■ Dataset records ■
:::::
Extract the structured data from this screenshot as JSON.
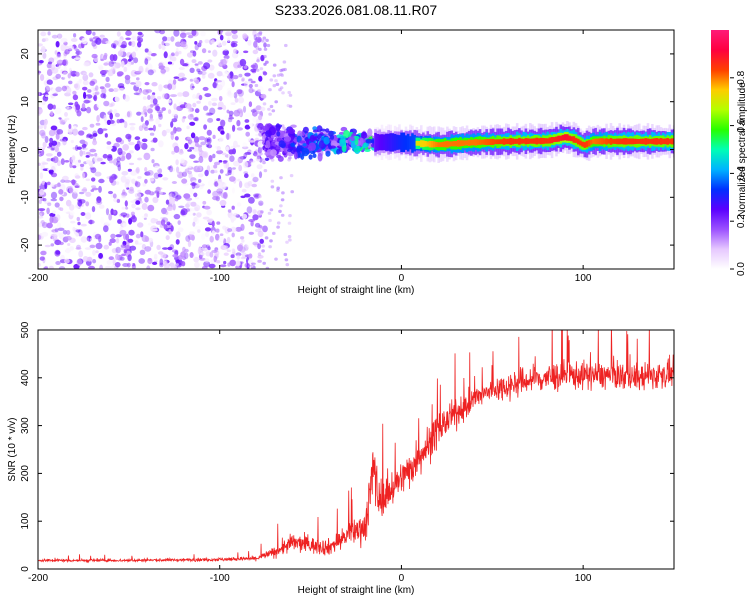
{
  "title": "S233.2026.081.08.11.R07",
  "chart_data": [
    {
      "type": "heatmap",
      "xlabel": "Height of straight line (km)",
      "ylabel": "Frequency (Hz)",
      "xlim": [
        -200,
        150
      ],
      "ylim": [
        -25,
        25
      ],
      "x_ticks": [
        -200,
        -100,
        0,
        100
      ],
      "y_ticks": [
        -20,
        -10,
        0,
        10,
        20
      ],
      "colorbar": {
        "label": "Normalized spectral amplitude",
        "range": [
          0,
          1
        ],
        "ticks": [
          "0.0",
          "0.2",
          "0.4",
          "0.6",
          "0.8"
        ],
        "tick_values": [
          0.0,
          0.2,
          0.4,
          0.6,
          0.8
        ]
      },
      "noise_region_x": [
        -200,
        -75
      ],
      "noise_amplitude_range": [
        0.0,
        0.25
      ],
      "transition_region_x": [
        -75,
        -15
      ],
      "transition_frequency_spread_hz": [
        -8,
        10
      ],
      "signal_band": {
        "x": [
          -15,
          0,
          20,
          40,
          60,
          80,
          90,
          95,
          100,
          105,
          120,
          150
        ],
        "center_frequency_hz": [
          1.5,
          1.5,
          1.0,
          1.5,
          1.7,
          1.8,
          2.6,
          2.0,
          0.9,
          1.7,
          1.7,
          1.7
        ],
        "peak_amplitude": [
          0.5,
          0.7,
          0.85,
          0.85,
          0.9,
          0.9,
          0.95,
          0.9,
          0.9,
          0.85,
          0.9,
          0.9
        ]
      },
      "colors": [
        "#ffffff",
        "#e6c8ff",
        "#9b50ff",
        "#5a00ff",
        "#0030ff",
        "#00b4ff",
        "#00ffb4",
        "#28ff00",
        "#b4ff00",
        "#ffcc00",
        "#ff4000",
        "#ff0040",
        "#ff1a78"
      ]
    },
    {
      "type": "line",
      "xlabel": "Height of straight line (km)",
      "ylabel": "SNR (10 * v/v)",
      "xlim": [
        -200,
        150
      ],
      "ylim": [
        0,
        500
      ],
      "x_ticks": [
        -200,
        -100,
        0,
        100
      ],
      "y_ticks": [
        0,
        100,
        200,
        300,
        400,
        500
      ],
      "series": [
        {
          "name": "SNR",
          "color": "#ee2222",
          "x": [
            -200,
            -150,
            -100,
            -80,
            -70,
            -60,
            -50,
            -40,
            -30,
            -20,
            -17,
            -15,
            -13,
            -10,
            -5,
            0,
            5,
            10,
            15,
            20,
            25,
            30,
            40,
            50,
            60,
            70,
            80,
            90,
            100,
            110,
            120,
            130,
            140,
            150
          ],
          "y": [
            18,
            18,
            20,
            22,
            35,
            55,
            50,
            45,
            70,
            90,
            160,
            220,
            150,
            150,
            170,
            190,
            210,
            240,
            260,
            290,
            310,
            325,
            355,
            375,
            385,
            395,
            400,
            405,
            405,
            405,
            405,
            400,
            405,
            410
          ],
          "noise_amplitude": [
            5,
            5,
            6,
            8,
            20,
            35,
            30,
            30,
            40,
            60,
            120,
            120,
            80,
            60,
            70,
            60,
            70,
            70,
            70,
            60,
            55,
            50,
            45,
            45,
            50,
            50,
            55,
            55,
            50,
            50,
            50,
            50,
            50,
            50
          ]
        }
      ]
    }
  ]
}
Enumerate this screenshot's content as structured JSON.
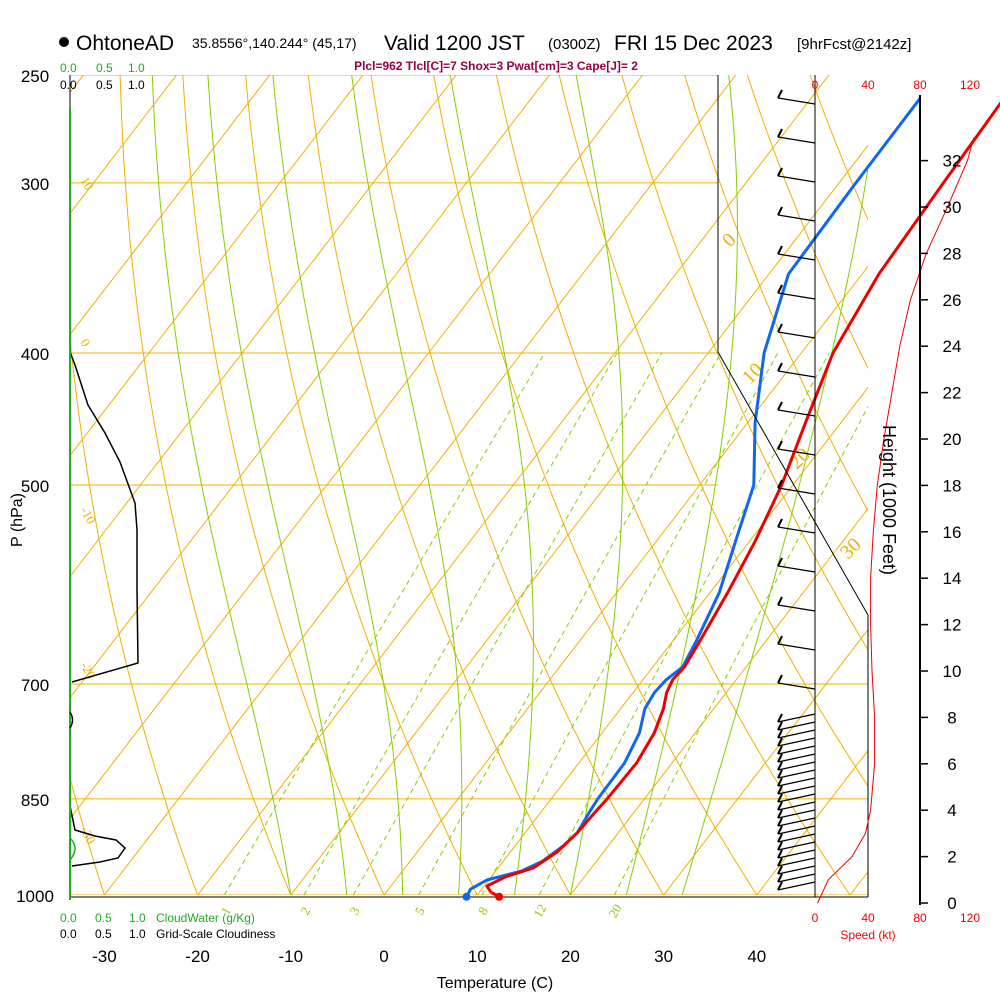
{
  "header": {
    "station": "OhtoneAD",
    "coords": "35.8556°,140.244° (45,17)",
    "valid": "Valid 1200 JST",
    "utc": "(0300Z)",
    "date": "FRI 15 Dec 2023",
    "fcst": "[9hrFcst@2142z]"
  },
  "indices": "Plcl=962 Tlcl[C]=7 Shox=3 Pwat[cm]=3 Cape[J]= 2",
  "colors": {
    "isobar": "#f0b000",
    "dry_adiabat": "#f0b000",
    "moist_adiabat": "#88cc00",
    "mixing_ratio": "#88cc00",
    "temperature": "#ee0000",
    "dewpoint": "#1166ee",
    "cloudwater": "#22aa22",
    "speed": "#ee0000"
  },
  "chart_data": {
    "type": "skew-t",
    "xlabel": "Temperature (C)",
    "ylabel": "P (hPa)",
    "right_axis_label": "Height (1000 Feet)",
    "x_ticks": [
      -30,
      -20,
      -10,
      0,
      10,
      20,
      30,
      40
    ],
    "pressure_ticks": [
      250,
      300,
      400,
      500,
      700,
      850,
      1000
    ],
    "height_ticks": [
      0,
      2,
      4,
      6,
      8,
      10,
      12,
      14,
      16,
      18,
      20,
      22,
      24,
      26,
      28,
      30,
      32
    ],
    "top_left_scale_green": [
      "0.0",
      "0.5",
      "1.0"
    ],
    "top_left_scale_black": [
      "0.0",
      "0.5",
      "1.0"
    ],
    "bottom_left_scale_green": [
      "0.0",
      "0.5",
      "1.0"
    ],
    "bottom_left_scale_black": [
      "0.0",
      "0.5",
      "1.0"
    ],
    "cloudwater_label": "CloudWater (g/Kg)",
    "cloudiness_label": "Grid-Scale Cloudiness",
    "speed_ticks": [
      "0",
      "40",
      "80",
      "120"
    ],
    "speed_label": "Speed (kt)",
    "dry_adiabat_labels": [
      "10",
      "0",
      "-10",
      "-20",
      "-30"
    ],
    "moist_adiabat_labels": [
      "0",
      "10",
      "20",
      "30"
    ],
    "mixing_ratio_labels": [
      "1",
      "2",
      "3",
      "5",
      "8",
      "12",
      "20"
    ],
    "temperature": [
      {
        "p": 1003,
        "t": 12.5
      },
      {
        "p": 995,
        "t": 11.2
      },
      {
        "p": 985,
        "t": 10.3
      },
      {
        "p": 970,
        "t": 11.5
      },
      {
        "p": 955,
        "t": 13.8
      },
      {
        "p": 930,
        "t": 15.0
      },
      {
        "p": 900,
        "t": 15.6
      },
      {
        "p": 870,
        "t": 15.8
      },
      {
        "p": 850,
        "t": 16.0
      },
      {
        "p": 800,
        "t": 16.2
      },
      {
        "p": 760,
        "t": 15.6
      },
      {
        "p": 730,
        "t": 14.6
      },
      {
        "p": 710,
        "t": 13.6
      },
      {
        "p": 695,
        "t": 13.2
      },
      {
        "p": 680,
        "t": 13.4
      },
      {
        "p": 650,
        "t": 12.9
      },
      {
        "p": 600,
        "t": 11.9
      },
      {
        "p": 550,
        "t": 10.6
      },
      {
        "p": 500,
        "t": 8.8
      },
      {
        "p": 450,
        "t": 6.2
      },
      {
        "p": 400,
        "t": 3.4
      },
      {
        "p": 350,
        "t": 1.8
      },
      {
        "p": 300,
        "t": 1.2
      },
      {
        "p": 260,
        "t": 0.7
      }
    ],
    "dewpoint": [
      {
        "p": 1003,
        "t": 9.0
      },
      {
        "p": 990,
        "t": 8.8
      },
      {
        "p": 975,
        "t": 9.8
      },
      {
        "p": 960,
        "t": 12.8
      },
      {
        "p": 945,
        "t": 14.2
      },
      {
        "p": 920,
        "t": 15.2
      },
      {
        "p": 900,
        "t": 15.6
      },
      {
        "p": 870,
        "t": 15.2
      },
      {
        "p": 850,
        "t": 15.0
      },
      {
        "p": 800,
        "t": 14.9
      },
      {
        "p": 760,
        "t": 14.0
      },
      {
        "p": 730,
        "t": 12.6
      },
      {
        "p": 710,
        "t": 12.3
      },
      {
        "p": 695,
        "t": 12.5
      },
      {
        "p": 680,
        "t": 13.2
      },
      {
        "p": 650,
        "t": 12.5
      },
      {
        "p": 600,
        "t": 11.0
      },
      {
        "p": 550,
        "t": 8.5
      },
      {
        "p": 500,
        "t": 5.8
      },
      {
        "p": 450,
        "t": 0.8
      },
      {
        "p": 400,
        "t": -4.0
      },
      {
        "p": 350,
        "t": -7.9
      },
      {
        "p": 300,
        "t": -8.2
      },
      {
        "p": 260,
        "t": -8.3
      }
    ],
    "wind_speed_profile": [
      {
        "h": 0,
        "s": 2
      },
      {
        "h": 1,
        "s": 10
      },
      {
        "h": 2,
        "s": 28
      },
      {
        "h": 3,
        "s": 38
      },
      {
        "h": 4,
        "s": 42
      },
      {
        "h": 6,
        "s": 45
      },
      {
        "h": 8,
        "s": 45
      },
      {
        "h": 10,
        "s": 43
      },
      {
        "h": 12,
        "s": 42
      },
      {
        "h": 14,
        "s": 42
      },
      {
        "h": 16,
        "s": 44
      },
      {
        "h": 18,
        "s": 47
      },
      {
        "h": 20,
        "s": 52
      },
      {
        "h": 22,
        "s": 58
      },
      {
        "h": 24,
        "s": 64
      },
      {
        "h": 26,
        "s": 72
      },
      {
        "h": 28,
        "s": 84
      },
      {
        "h": 30,
        "s": 100
      },
      {
        "h": 32,
        "s": 115
      },
      {
        "h": 33,
        "s": 120
      }
    ]
  }
}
:::::
■ Exercise instructions ■
Track down every line of the material containing the string "screenshot", and copy it.

■ Output for this task ■
Extract the structured data from this screenshot as JSON.
Enumerate this screenshot's content as structured JSON.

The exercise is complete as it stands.